Listing
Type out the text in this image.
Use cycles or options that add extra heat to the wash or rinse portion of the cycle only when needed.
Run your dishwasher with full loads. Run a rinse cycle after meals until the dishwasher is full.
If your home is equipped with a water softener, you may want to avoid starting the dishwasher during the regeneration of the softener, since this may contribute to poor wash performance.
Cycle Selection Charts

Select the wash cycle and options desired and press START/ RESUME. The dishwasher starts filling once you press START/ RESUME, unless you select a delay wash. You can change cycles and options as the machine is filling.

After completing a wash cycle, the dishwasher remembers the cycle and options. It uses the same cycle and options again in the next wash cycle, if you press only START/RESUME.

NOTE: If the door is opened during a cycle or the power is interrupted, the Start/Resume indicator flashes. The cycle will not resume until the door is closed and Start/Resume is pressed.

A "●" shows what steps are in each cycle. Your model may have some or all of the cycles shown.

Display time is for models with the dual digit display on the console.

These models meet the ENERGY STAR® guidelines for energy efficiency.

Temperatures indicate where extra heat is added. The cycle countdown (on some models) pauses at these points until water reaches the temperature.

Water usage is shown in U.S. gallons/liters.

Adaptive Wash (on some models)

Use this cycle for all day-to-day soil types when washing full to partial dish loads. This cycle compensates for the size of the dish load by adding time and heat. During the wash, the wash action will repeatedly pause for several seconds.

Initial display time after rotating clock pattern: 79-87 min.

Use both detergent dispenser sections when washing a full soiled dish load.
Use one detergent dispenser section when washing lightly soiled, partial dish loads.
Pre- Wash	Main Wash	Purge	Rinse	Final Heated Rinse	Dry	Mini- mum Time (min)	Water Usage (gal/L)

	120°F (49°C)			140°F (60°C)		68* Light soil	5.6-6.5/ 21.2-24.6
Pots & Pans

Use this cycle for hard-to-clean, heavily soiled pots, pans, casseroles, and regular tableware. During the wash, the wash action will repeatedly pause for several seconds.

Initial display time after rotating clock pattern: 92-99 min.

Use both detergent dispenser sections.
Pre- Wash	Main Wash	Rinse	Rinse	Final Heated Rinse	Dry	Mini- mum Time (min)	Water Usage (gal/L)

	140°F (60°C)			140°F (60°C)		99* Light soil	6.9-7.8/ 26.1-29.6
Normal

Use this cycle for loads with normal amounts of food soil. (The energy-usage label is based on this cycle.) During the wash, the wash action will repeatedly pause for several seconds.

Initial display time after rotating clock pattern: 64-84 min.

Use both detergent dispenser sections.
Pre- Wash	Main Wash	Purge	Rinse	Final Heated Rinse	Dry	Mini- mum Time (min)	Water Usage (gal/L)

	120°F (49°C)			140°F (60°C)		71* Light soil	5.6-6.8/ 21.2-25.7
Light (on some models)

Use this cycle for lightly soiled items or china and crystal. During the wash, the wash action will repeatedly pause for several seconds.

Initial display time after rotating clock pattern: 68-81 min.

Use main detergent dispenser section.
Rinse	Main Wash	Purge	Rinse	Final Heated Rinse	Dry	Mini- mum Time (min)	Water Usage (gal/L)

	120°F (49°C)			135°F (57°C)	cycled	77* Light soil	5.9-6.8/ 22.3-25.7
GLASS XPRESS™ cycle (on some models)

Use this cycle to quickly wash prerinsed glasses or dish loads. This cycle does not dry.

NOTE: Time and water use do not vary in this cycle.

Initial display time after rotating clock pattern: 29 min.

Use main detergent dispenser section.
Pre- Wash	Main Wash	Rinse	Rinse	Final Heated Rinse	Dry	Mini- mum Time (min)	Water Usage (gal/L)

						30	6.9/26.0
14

...

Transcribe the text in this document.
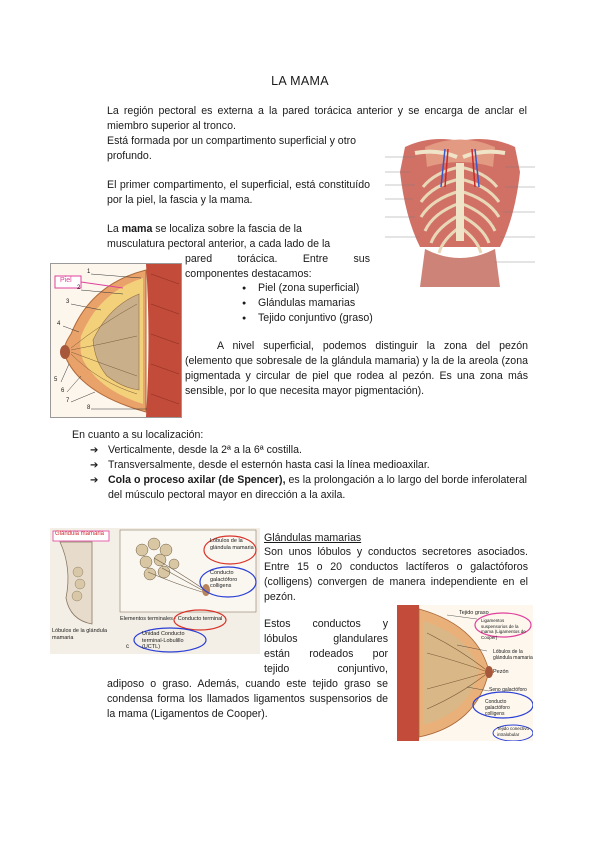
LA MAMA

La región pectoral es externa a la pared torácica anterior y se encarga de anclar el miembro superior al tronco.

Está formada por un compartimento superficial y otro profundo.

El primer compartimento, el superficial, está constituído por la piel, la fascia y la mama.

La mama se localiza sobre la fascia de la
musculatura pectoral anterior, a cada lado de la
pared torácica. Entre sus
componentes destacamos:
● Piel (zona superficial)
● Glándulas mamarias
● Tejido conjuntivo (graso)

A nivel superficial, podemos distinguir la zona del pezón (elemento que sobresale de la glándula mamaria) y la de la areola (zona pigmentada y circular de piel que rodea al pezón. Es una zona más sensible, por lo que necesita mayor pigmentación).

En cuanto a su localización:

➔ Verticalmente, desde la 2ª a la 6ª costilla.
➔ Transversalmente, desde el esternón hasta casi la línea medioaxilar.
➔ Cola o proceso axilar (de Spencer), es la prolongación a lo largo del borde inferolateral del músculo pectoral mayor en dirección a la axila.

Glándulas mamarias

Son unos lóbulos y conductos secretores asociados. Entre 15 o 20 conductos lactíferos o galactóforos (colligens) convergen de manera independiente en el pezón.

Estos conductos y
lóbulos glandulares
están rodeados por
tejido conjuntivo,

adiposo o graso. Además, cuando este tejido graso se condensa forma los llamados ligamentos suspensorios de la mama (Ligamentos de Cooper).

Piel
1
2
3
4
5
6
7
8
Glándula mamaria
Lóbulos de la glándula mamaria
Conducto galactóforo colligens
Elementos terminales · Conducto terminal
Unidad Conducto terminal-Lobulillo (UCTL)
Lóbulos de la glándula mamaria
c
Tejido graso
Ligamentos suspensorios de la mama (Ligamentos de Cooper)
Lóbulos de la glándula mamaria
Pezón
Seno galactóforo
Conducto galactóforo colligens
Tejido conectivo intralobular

...

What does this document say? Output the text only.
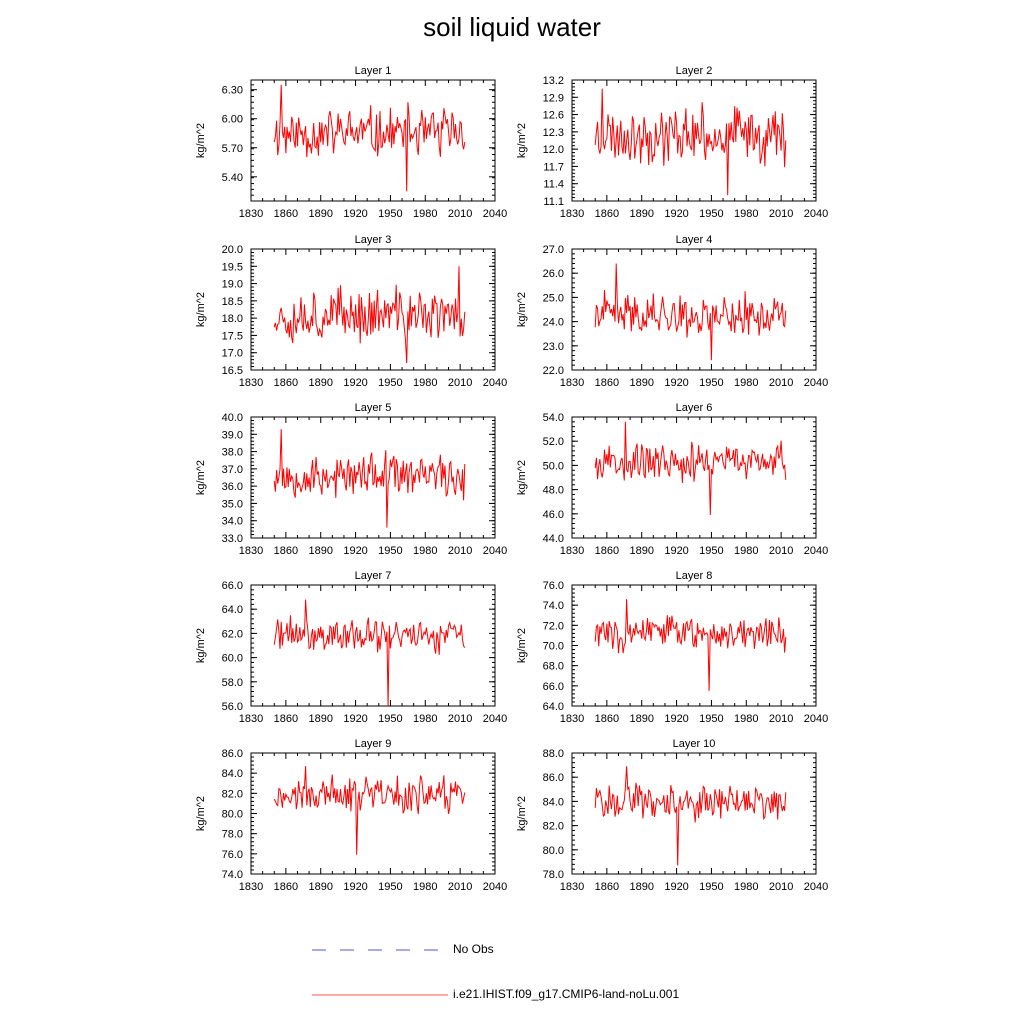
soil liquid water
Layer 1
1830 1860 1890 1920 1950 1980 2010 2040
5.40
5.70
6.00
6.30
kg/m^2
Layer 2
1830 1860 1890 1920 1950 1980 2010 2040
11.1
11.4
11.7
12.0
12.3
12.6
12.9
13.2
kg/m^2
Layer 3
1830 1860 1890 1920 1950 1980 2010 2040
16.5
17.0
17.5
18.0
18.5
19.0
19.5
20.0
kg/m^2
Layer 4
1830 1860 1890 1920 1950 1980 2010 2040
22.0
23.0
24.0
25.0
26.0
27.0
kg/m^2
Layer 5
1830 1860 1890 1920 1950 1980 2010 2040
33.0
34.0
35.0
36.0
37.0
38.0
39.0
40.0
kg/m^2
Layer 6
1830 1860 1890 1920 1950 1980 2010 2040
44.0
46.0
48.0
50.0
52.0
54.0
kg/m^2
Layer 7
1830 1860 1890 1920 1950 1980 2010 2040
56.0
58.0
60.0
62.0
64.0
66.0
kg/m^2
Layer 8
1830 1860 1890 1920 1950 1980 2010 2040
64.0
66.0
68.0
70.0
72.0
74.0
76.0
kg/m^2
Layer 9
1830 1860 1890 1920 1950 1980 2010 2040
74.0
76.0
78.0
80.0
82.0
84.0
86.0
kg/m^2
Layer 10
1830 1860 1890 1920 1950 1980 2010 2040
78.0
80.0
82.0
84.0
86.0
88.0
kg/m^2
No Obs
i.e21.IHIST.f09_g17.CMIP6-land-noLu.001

Task to complete
Write out every line from the entries where "lightly" appears.

Expected answer
Use one detergent dispenser section when washing lightly soiled, partial dish loads.
Use this cycle for lightly soiled items or china and crystal. During the wash, the wash action will repeatedly pause for several seconds.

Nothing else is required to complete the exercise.